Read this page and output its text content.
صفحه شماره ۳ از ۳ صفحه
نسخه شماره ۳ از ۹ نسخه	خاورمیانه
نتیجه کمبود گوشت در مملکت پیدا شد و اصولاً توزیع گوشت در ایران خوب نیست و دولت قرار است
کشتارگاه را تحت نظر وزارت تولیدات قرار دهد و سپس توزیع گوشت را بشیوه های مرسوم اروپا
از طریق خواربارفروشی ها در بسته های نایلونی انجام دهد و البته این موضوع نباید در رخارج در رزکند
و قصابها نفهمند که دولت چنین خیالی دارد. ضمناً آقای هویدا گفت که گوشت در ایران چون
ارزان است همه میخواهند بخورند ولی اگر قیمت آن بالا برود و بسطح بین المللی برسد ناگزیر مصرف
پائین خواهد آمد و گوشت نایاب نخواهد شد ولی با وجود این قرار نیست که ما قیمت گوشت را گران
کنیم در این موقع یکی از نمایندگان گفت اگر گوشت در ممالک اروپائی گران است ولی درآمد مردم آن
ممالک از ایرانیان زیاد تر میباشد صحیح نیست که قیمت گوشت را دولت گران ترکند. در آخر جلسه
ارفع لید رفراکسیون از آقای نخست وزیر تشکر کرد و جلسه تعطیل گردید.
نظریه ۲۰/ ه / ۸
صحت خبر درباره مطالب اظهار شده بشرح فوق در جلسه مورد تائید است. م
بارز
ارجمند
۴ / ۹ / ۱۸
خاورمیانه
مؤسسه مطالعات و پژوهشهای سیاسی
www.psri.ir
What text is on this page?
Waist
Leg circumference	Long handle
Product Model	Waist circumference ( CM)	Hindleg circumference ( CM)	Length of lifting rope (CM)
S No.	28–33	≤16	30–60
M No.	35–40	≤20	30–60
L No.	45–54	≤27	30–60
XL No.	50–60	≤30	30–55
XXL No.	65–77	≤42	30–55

----------

What you need to do:
Give the number of lines in the records that contain the string "Waist", and nothing besides.

Response:
2